Records for processing >>
○ ○ ○
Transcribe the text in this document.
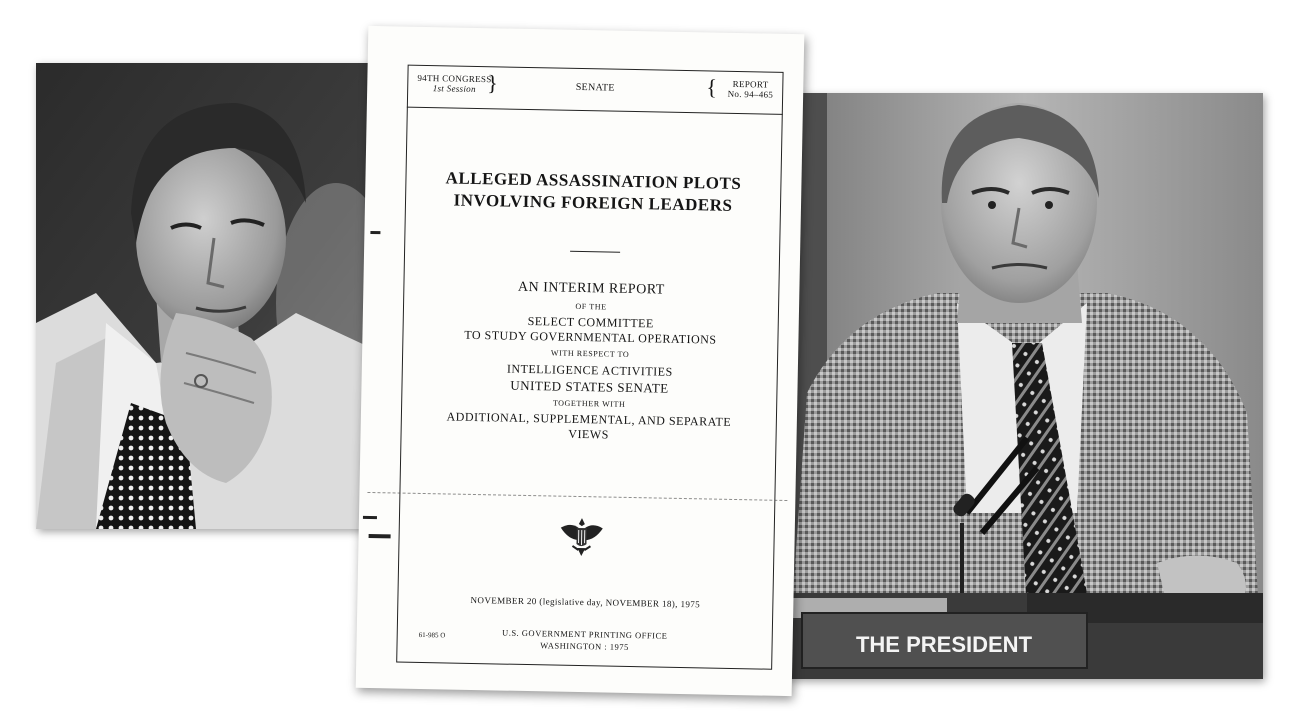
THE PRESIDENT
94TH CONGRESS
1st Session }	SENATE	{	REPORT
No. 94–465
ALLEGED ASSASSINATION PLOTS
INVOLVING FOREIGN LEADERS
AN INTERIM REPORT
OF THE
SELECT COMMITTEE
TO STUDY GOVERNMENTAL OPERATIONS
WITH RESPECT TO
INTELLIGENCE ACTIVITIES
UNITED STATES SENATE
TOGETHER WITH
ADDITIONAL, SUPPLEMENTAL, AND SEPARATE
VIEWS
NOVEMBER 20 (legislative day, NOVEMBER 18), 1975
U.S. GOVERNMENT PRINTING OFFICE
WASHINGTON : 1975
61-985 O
○ ○ ○
Goal >> Gather each line in the data that holds the string "SENATE".

Answer below >>
1st Session }	SENATE	{	REPORT
UNITED STATES SENATE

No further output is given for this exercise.